What to do:
Transcribe the data in full and exactly, omitting any pictures.

Given records:
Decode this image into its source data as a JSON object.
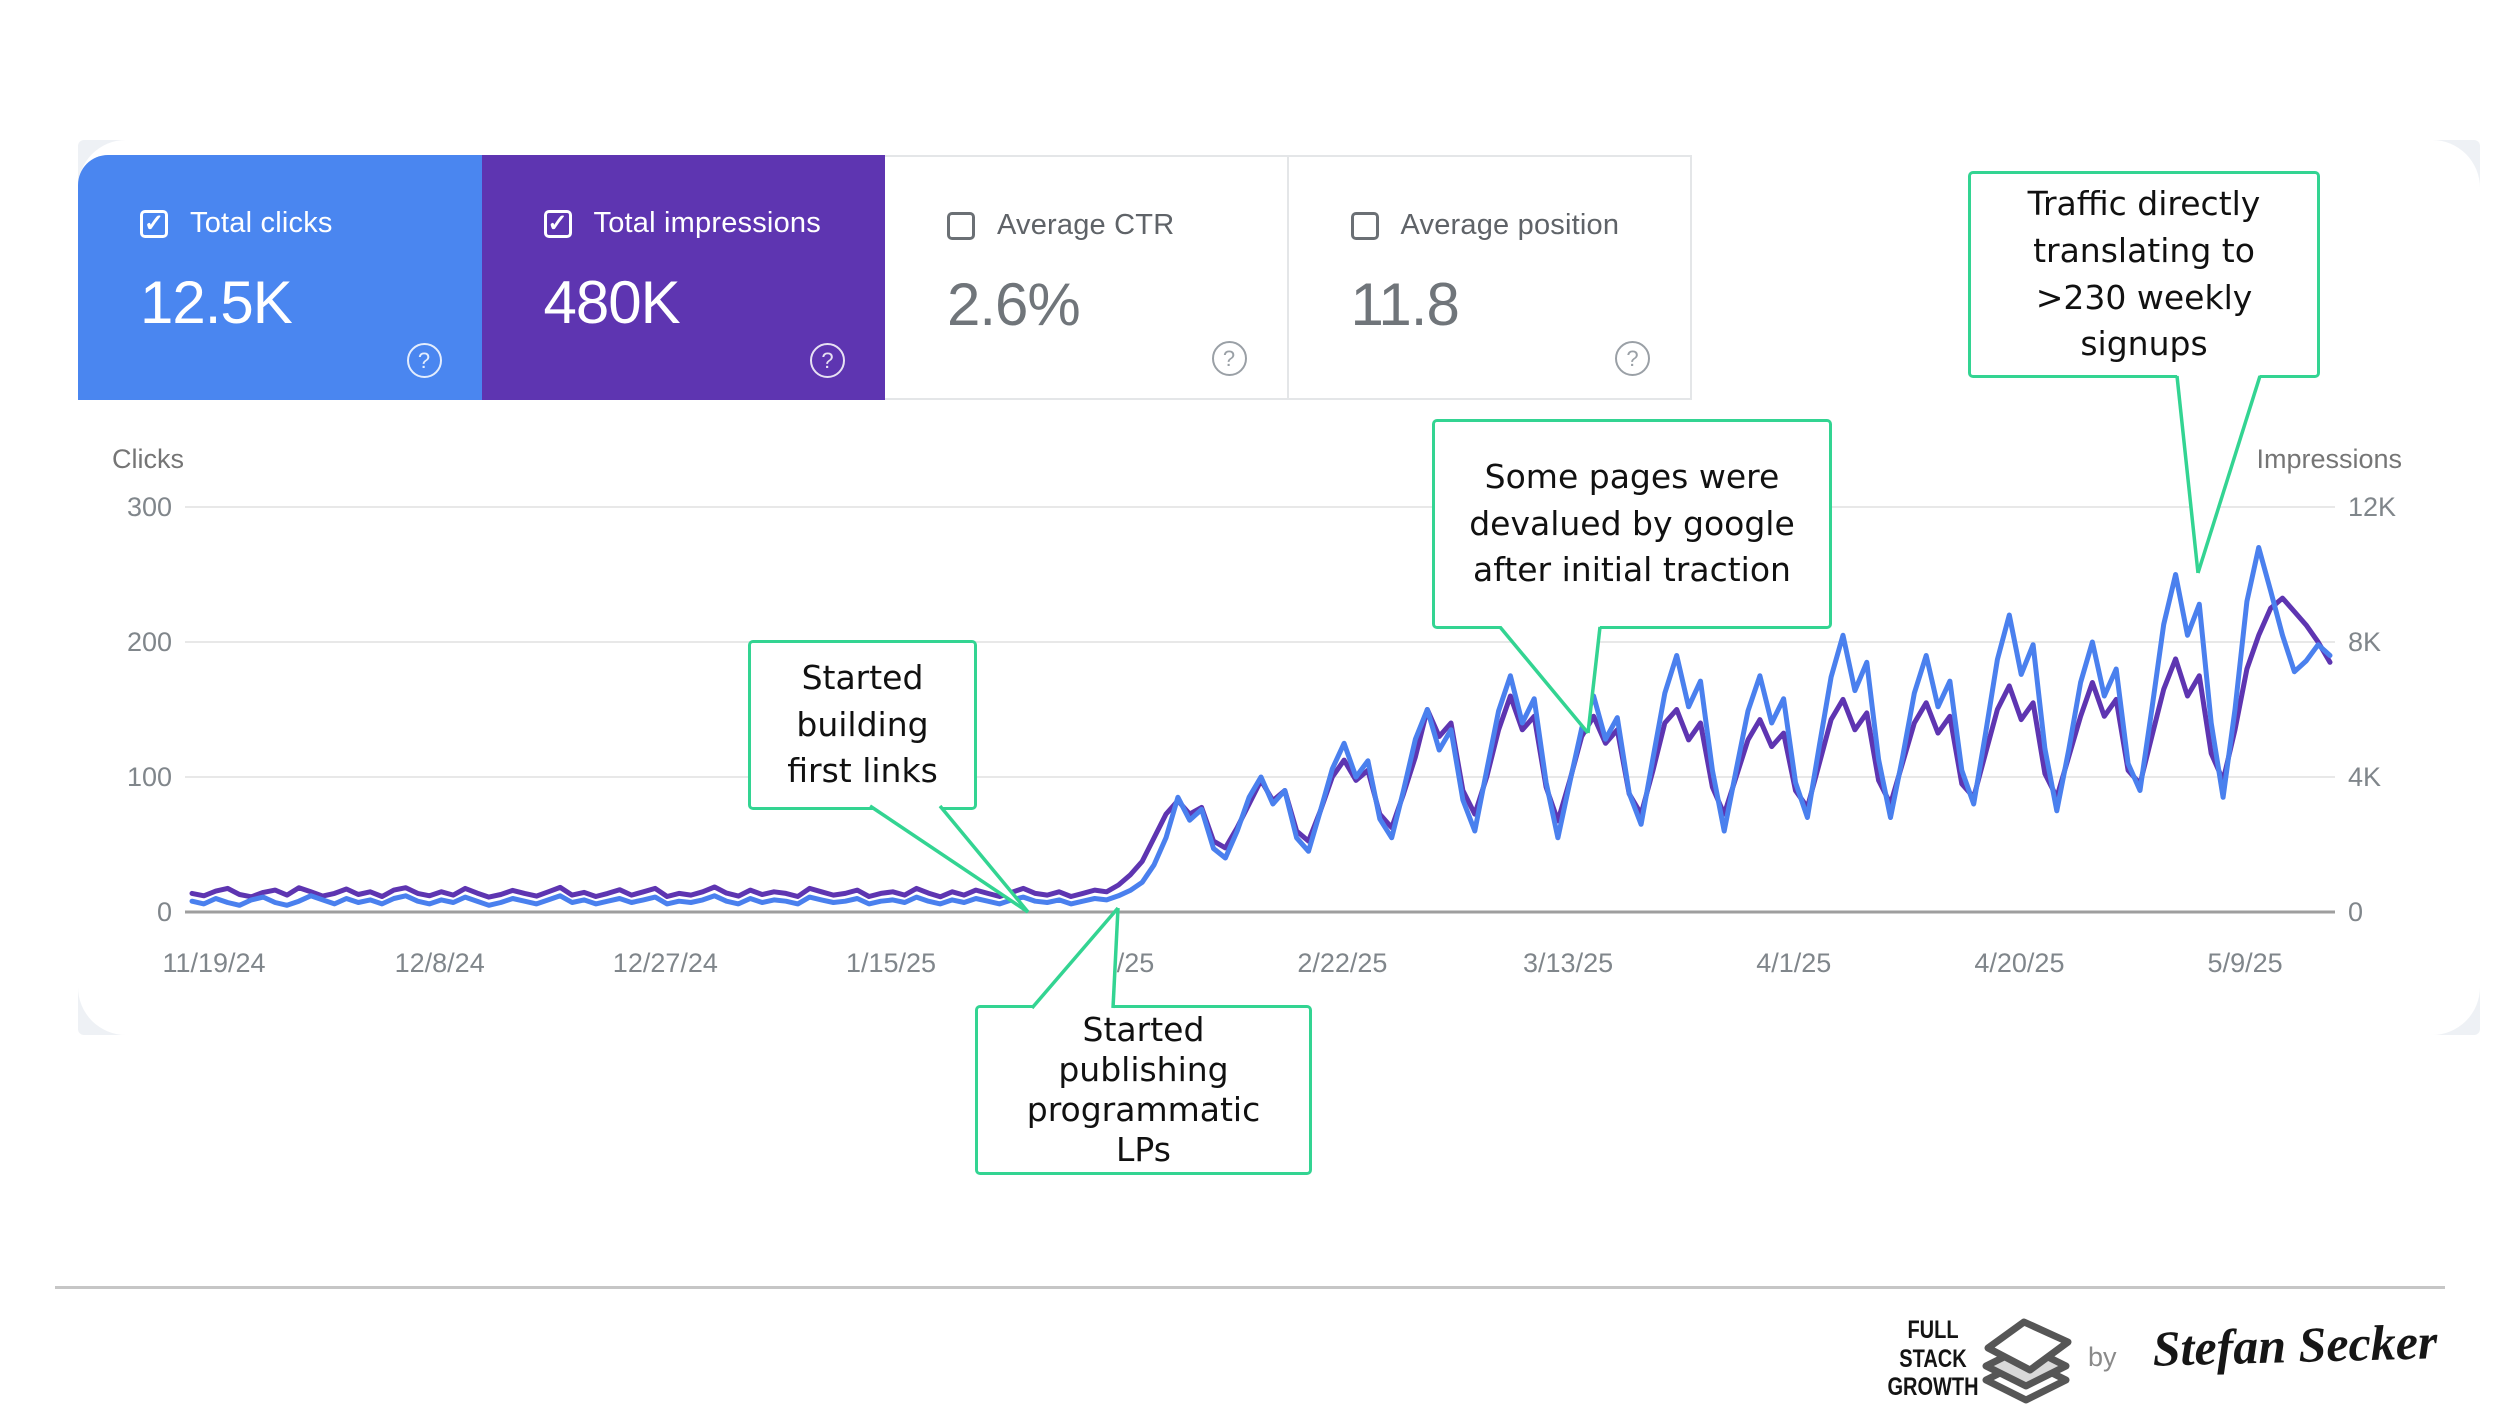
{
  "colors": {
    "card_blue": "#4a86f0",
    "card_purple": "#5e35b1",
    "clicks_line_blue": "#4a80ee",
    "impressions_line_purple": "#5e35b1",
    "annotation_green": "#33d492",
    "grid_gray": "#e8e8e8",
    "baseline_gray": "#9e9e9e",
    "tick_text_gray": "#80868b",
    "axis_title_gray": "#757575"
  },
  "cards": [
    {
      "label": "Total clicks",
      "value": "12.5K",
      "checked": true,
      "bg": "#4a86f0"
    },
    {
      "label": "Total impressions",
      "value": "480K",
      "checked": true,
      "bg": "#5e35b1"
    },
    {
      "label": "Average CTR",
      "value": "2.6%",
      "checked": false,
      "bg": "#ffffff"
    },
    {
      "label": "Average position",
      "value": "11.8",
      "checked": false,
      "bg": "#ffffff"
    }
  ],
  "help_icon_glyph": "?",
  "checkbox_glyph": "✓",
  "chart_data": {
    "type": "line",
    "ylabel_left": "Clicks",
    "ylabel_right": "Impressions",
    "y_ticks_clicks": [
      0,
      100,
      200,
      300
    ],
    "y_ticks_impressions_labels": [
      "0",
      "4K",
      "8K",
      "12K"
    ],
    "y_ticks_impressions_values_k": [
      0,
      4,
      8,
      12
    ],
    "ylim_clicks": [
      0,
      300
    ],
    "ylim_impressions_k": [
      0,
      12
    ],
    "grid": true,
    "legend_position": "none",
    "x_tick_labels": [
      "11/19/24",
      "12/8/24",
      "12/27/24",
      "1/15/25",
      "2/3/25",
      "2/22/25",
      "3/13/25",
      "4/1/25",
      "4/20/25",
      "5/9/25"
    ],
    "x_tick_days": [
      0,
      19,
      38,
      57,
      76,
      95,
      114,
      133,
      152,
      171
    ],
    "x_unit": "day index from 11/19/24, daily points",
    "series": [
      {
        "name": "Clicks",
        "axis": "left",
        "color": "#4a80ee",
        "values": [
          8,
          6,
          10,
          7,
          5,
          9,
          11,
          7,
          5,
          8,
          12,
          9,
          6,
          10,
          7,
          9,
          6,
          10,
          12,
          8,
          6,
          9,
          7,
          11,
          8,
          5,
          7,
          10,
          8,
          6,
          9,
          12,
          7,
          9,
          6,
          8,
          10,
          7,
          9,
          11,
          6,
          8,
          7,
          9,
          12,
          8,
          6,
          10,
          7,
          9,
          8,
          6,
          11,
          9,
          7,
          8,
          10,
          6,
          8,
          9,
          7,
          11,
          8,
          6,
          9,
          7,
          10,
          8,
          6,
          9,
          11,
          8,
          7,
          9,
          6,
          8,
          10,
          9,
          12,
          16,
          22,
          35,
          55,
          85,
          68,
          76,
          47,
          40,
          60,
          85,
          100,
          80,
          90,
          55,
          45,
          75,
          106,
          125,
          100,
          112,
          69,
          55,
          90,
          128,
          150,
          120,
          135,
          83,
          60,
          105,
          149,
          175,
          140,
          158,
          96,
          55,
          96,
          136,
          160,
          128,
          144,
          88,
          65,
          114,
          162,
          190,
          152,
          171,
          105,
          60,
          105,
          149,
          175,
          140,
          158,
          96,
          70,
          123,
          174,
          205,
          164,
          185,
          113,
          70,
          114,
          162,
          190,
          152,
          171,
          105,
          80,
          132,
          187,
          220,
          176,
          198,
          121,
          75,
          120,
          170,
          200,
          160,
          180,
          110,
          90,
          150,
          213,
          250,
          205,
          228,
          140,
          85,
          150,
          230,
          270,
          238,
          205,
          178,
          186,
          198,
          190
        ]
      },
      {
        "name": "Impressions",
        "axis": "right",
        "unit": "K",
        "color": "#5e35b1",
        "values": [
          0.55,
          0.48,
          0.62,
          0.7,
          0.52,
          0.45,
          0.58,
          0.65,
          0.5,
          0.72,
          0.6,
          0.47,
          0.55,
          0.68,
          0.52,
          0.6,
          0.46,
          0.65,
          0.72,
          0.55,
          0.48,
          0.6,
          0.5,
          0.7,
          0.56,
          0.44,
          0.52,
          0.64,
          0.55,
          0.47,
          0.6,
          0.73,
          0.5,
          0.58,
          0.46,
          0.55,
          0.66,
          0.5,
          0.6,
          0.7,
          0.46,
          0.55,
          0.5,
          0.6,
          0.74,
          0.56,
          0.47,
          0.65,
          0.52,
          0.6,
          0.55,
          0.46,
          0.7,
          0.6,
          0.5,
          0.55,
          0.65,
          0.46,
          0.55,
          0.6,
          0.5,
          0.7,
          0.56,
          0.45,
          0.6,
          0.5,
          0.65,
          0.55,
          0.46,
          0.58,
          0.7,
          0.55,
          0.5,
          0.6,
          0.46,
          0.55,
          0.65,
          0.6,
          0.8,
          1.1,
          1.5,
          2.2,
          2.9,
          3.3,
          2.9,
          3.1,
          2.1,
          1.9,
          2.5,
          3.2,
          3.9,
          3.3,
          3.6,
          2.4,
          2.1,
          3,
          4,
          4.5,
          3.9,
          4.2,
          2.9,
          2.5,
          3.5,
          4.6,
          6,
          5.2,
          5.6,
          3.6,
          2.9,
          4,
          5.4,
          6.4,
          5.4,
          5.8,
          3.7,
          2.7,
          3.9,
          5.2,
          5.8,
          5,
          5.4,
          3.5,
          2.9,
          4.2,
          5.6,
          6,
          5.1,
          5.6,
          3.7,
          2.9,
          4,
          5.1,
          5.7,
          4.9,
          5.3,
          3.6,
          3.1,
          4.4,
          5.7,
          6.3,
          5.4,
          5.9,
          3.9,
          3.2,
          4.4,
          5.6,
          6.2,
          5.3,
          5.8,
          3.8,
          3.4,
          4.7,
          6,
          6.7,
          5.7,
          6.2,
          4.1,
          3.4,
          4.6,
          5.8,
          6.8,
          5.8,
          6.3,
          4.2,
          3.8,
          5.2,
          6.6,
          7.5,
          6.4,
          7,
          4.7,
          3.9,
          5.4,
          7.2,
          8.2,
          9,
          9.3,
          8.9,
          8.5,
          8,
          7.4
        ]
      }
    ]
  },
  "annotations": [
    {
      "text": "Started\nbuilding\nfirst links"
    },
    {
      "text": "Started\npublishing\nprogrammatic\nLPs"
    },
    {
      "text": "Some pages were\ndevalued by google\nafter initial traction"
    },
    {
      "text": "Traffic directly\ntranslating to\n>230 weekly\nsignups"
    }
  ],
  "footer": {
    "brand_lines": [
      "FULL",
      "STACK",
      "GROWTH"
    ],
    "by": "by",
    "author": "Stefan Secker"
  }
}
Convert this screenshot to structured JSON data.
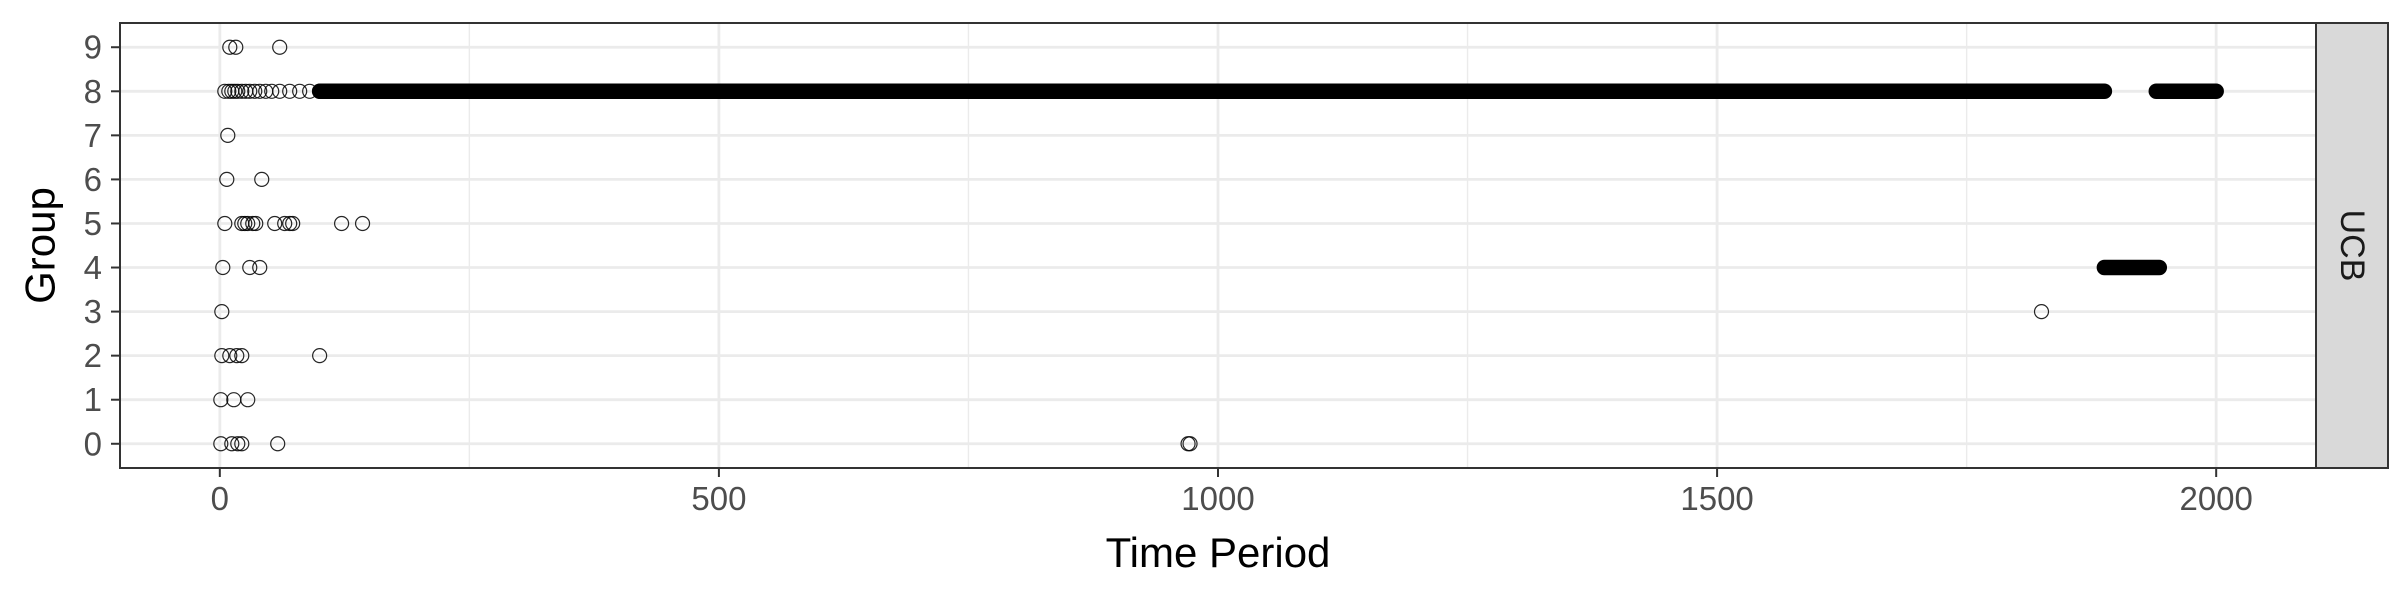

Solution for this exercise:
Decode this image into its source data as a JSON object.
{
  "colors": {
    "card_blue": "#4a86f0",
    "card_purple": "#5e35b1",
    "clicks_line_blue": "#4a80ee",
    "impressions_line_purple": "#5e35b1",
    "annotation_green": "#33d492",
    "grid_gray": "#e8e8e8",
    "baseline_gray": "#9e9e9e",
    "tick_text_gray": "#80868b",
    "axis_title_gray": "#757575"
  },
  "cards": [
    {
      "label": "Total clicks",
      "value": "12.5K",
      "checked": true,
      "bg": "#4a86f0"
    },
    {
      "label": "Total impressions",
      "value": "480K",
      "checked": true,
      "bg": "#5e35b1"
    },
    {
      "label": "Average CTR",
      "value": "2.6%",
      "checked": false,
      "bg": "#ffffff"
    },
    {
      "label": "Average position",
      "value": "11.8",
      "checked": false,
      "bg": "#ffffff"
    }
  ],
  "help_icon_glyph": "?",
  "checkbox_glyph": "✓",
  "chart_data": {
    "type": "line",
    "ylabel_left": "Clicks",
    "ylabel_right": "Impressions",
    "y_ticks_clicks": [
      0,
      100,
      200,
      300
    ],
    "y_ticks_impressions_labels": [
      "0",
      "4K",
      "8K",
      "12K"
    ],
    "y_ticks_impressions_values_k": [
      0,
      4,
      8,
      12
    ],
    "ylim_clicks": [
      0,
      300
    ],
    "ylim_impressions_k": [
      0,
      12
    ],
    "grid": true,
    "legend_position": "none",
    "x_tick_labels": [
      "11/19/24",
      "12/8/24",
      "12/27/24",
      "1/15/25",
      "2/3/25",
      "2/22/25",
      "3/13/25",
      "4/1/25",
      "4/20/25",
      "5/9/25"
    ],
    "x_tick_days": [
      0,
      19,
      38,
      57,
      76,
      95,
      114,
      133,
      152,
      171
    ],
    "x_unit": "day index from 11/19/24, daily points",
    "series": [
      {
        "name": "Clicks",
        "axis": "left",
        "color": "#4a80ee",
        "values": [
          8,
          6,
          10,
          7,
          5,
          9,
          11,
          7,
          5,
          8,
          12,
          9,
          6,
          10,
          7,
          9,
          6,
          10,
          12,
          8,
          6,
          9,
          7,
          11,
          8,
          5,
          7,
          10,
          8,
          6,
          9,
          12,
          7,
          9,
          6,
          8,
          10,
          7,
          9,
          11,
          6,
          8,
          7,
          9,
          12,
          8,
          6,
          10,
          7,
          9,
          8,
          6,
          11,
          9,
          7,
          8,
          10,
          6,
          8,
          9,
          7,
          11,
          8,
          6,
          9,
          7,
          10,
          8,
          6,
          9,
          11,
          8,
          7,
          9,
          6,
          8,
          10,
          9,
          12,
          16,
          22,
          35,
          55,
          85,
          68,
          76,
          47,
          40,
          60,
          85,
          100,
          80,
          90,
          55,
          45,
          75,
          106,
          125,
          100,
          112,
          69,
          55,
          90,
          128,
          150,
          120,
          135,
          83,
          60,
          105,
          149,
          175,
          140,
          158,
          96,
          55,
          96,
          136,
          160,
          128,
          144,
          88,
          65,
          114,
          162,
          190,
          152,
          171,
          105,
          60,
          105,
          149,
          175,
          140,
          158,
          96,
          70,
          123,
          174,
          205,
          164,
          185,
          113,
          70,
          114,
          162,
          190,
          152,
          171,
          105,
          80,
          132,
          187,
          220,
          176,
          198,
          121,
          75,
          120,
          170,
          200,
          160,
          180,
          110,
          90,
          150,
          213,
          250,
          205,
          228,
          140,
          85,
          150,
          230,
          270,
          238,
          205,
          178,
          186,
          198,
          190
        ]
      },
      {
        "name": "Impressions",
        "axis": "right",
        "unit": "K",
        "color": "#5e35b1",
        "values": [
          0.55,
          0.48,
          0.62,
          0.7,
          0.52,
          0.45,
          0.58,
          0.65,
          0.5,
          0.72,
          0.6,
          0.47,
          0.55,
          0.68,
          0.52,
          0.6,
          0.46,
          0.65,
          0.72,
          0.55,
          0.48,
          0.6,
          0.5,
          0.7,
          0.56,
          0.44,
          0.52,
          0.64,
          0.55,
          0.47,
          0.6,
          0.73,
          0.5,
          0.58,
          0.46,
          0.55,
          0.66,
          0.5,
          0.6,
          0.7,
          0.46,
          0.55,
          0.5,
          0.6,
          0.74,
          0.56,
          0.47,
          0.65,
          0.52,
          0.6,
          0.55,
          0.46,
          0.7,
          0.6,
          0.5,
          0.55,
          0.65,
          0.46,
          0.55,
          0.6,
          0.5,
          0.7,
          0.56,
          0.45,
          0.6,
          0.5,
          0.65,
          0.55,
          0.46,
          0.58,
          0.7,
          0.55,
          0.5,
          0.6,
          0.46,
          0.55,
          0.65,
          0.6,
          0.8,
          1.1,
          1.5,
          2.2,
          2.9,
          3.3,
          2.9,
          3.1,
          2.1,
          1.9,
          2.5,
          3.2,
          3.9,
          3.3,
          3.6,
          2.4,
          2.1,
          3,
          4,
          4.5,
          3.9,
          4.2,
          2.9,
          2.5,
          3.5,
          4.6,
          6,
          5.2,
          5.6,
          3.6,
          2.9,
          4,
          5.4,
          6.4,
          5.4,
          5.8,
          3.7,
          2.7,
          3.9,
          5.2,
          5.8,
          5,
          5.4,
          3.5,
          2.9,
          4.2,
          5.6,
          6,
          5.1,
          5.6,
          3.7,
          2.9,
          4,
          5.1,
          5.7,
          4.9,
          5.3,
          3.6,
          3.1,
          4.4,
          5.7,
          6.3,
          5.4,
          5.9,
          3.9,
          3.2,
          4.4,
          5.6,
          6.2,
          5.3,
          5.8,
          3.8,
          3.4,
          4.7,
          6,
          6.7,
          5.7,
          6.2,
          4.1,
          3.4,
          4.6,
          5.8,
          6.8,
          5.8,
          6.3,
          4.2,
          3.8,
          5.2,
          6.6,
          7.5,
          6.4,
          7,
          4.7,
          3.9,
          5.4,
          7.2,
          8.2,
          9,
          9.3,
          8.9,
          8.5,
          8,
          7.4
        ]
      }
    ]
  },
  "annotations": [
    {
      "text": "Started\nbuilding\nfirst links"
    },
    {
      "text": "Started\npublishing\nprogrammatic\nLPs"
    },
    {
      "text": "Some pages were\ndevalued by google\nafter initial traction"
    },
    {
      "text": "Traffic directly\ntranslating to\n>230 weekly\nsignups"
    }
  ],
  "footer": {
    "brand_lines": [
      "FULL",
      "STACK",
      "GROWTH"
    ],
    "by": "by",
    "author": "Stefan Secker"
  }
}
Convert this screenshot to structured JSON data.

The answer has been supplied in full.